TASK ▸ Seek out every line containing the word "стадии", and copy each.

Data records:
>> begin

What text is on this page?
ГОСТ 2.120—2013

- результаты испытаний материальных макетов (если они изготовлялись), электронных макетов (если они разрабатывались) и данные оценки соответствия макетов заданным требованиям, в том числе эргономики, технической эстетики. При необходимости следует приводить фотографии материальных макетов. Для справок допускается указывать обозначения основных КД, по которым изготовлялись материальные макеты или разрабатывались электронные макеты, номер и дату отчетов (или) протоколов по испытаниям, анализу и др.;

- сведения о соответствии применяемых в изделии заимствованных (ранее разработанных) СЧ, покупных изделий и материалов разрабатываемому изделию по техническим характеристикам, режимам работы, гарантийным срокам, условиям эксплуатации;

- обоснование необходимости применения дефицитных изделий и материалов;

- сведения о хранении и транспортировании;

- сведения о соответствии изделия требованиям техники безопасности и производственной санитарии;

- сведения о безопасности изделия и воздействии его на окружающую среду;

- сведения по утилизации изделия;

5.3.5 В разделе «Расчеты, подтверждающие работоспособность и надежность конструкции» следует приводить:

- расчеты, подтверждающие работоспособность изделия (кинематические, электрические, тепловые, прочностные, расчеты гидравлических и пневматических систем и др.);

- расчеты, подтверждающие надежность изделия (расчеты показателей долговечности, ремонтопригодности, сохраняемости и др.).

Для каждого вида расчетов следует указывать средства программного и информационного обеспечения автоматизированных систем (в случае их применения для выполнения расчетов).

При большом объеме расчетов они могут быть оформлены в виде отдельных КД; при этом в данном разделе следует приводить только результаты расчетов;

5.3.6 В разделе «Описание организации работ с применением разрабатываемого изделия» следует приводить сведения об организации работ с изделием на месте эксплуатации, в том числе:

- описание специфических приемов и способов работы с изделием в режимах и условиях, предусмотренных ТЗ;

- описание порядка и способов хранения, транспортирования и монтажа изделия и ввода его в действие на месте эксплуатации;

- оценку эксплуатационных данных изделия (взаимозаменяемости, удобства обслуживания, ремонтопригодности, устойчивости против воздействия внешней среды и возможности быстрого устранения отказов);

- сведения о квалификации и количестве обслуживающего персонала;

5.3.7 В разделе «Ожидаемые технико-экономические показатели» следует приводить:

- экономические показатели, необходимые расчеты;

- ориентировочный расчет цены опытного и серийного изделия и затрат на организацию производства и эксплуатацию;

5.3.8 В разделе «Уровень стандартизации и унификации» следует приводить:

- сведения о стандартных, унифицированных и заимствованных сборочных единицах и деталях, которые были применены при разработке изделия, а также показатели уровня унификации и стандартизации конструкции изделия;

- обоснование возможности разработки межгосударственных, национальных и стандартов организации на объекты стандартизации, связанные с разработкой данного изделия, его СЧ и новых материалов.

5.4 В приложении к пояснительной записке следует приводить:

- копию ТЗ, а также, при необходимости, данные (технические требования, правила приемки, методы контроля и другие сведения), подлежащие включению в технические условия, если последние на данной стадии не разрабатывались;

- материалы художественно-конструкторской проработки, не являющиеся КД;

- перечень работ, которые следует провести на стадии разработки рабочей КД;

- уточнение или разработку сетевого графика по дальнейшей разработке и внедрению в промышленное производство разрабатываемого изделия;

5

>> end

EXERCISE RESPONSE ▸
- копию ТЗ, а также, при необходимости, данные (технические требования, правила приемки, методы контроля и другие сведения), подлежащие включению в технические условия, если последние на данной стадии не разрабатывались;
- перечень работ, которые следует провести на стадии разработки рабочей КД;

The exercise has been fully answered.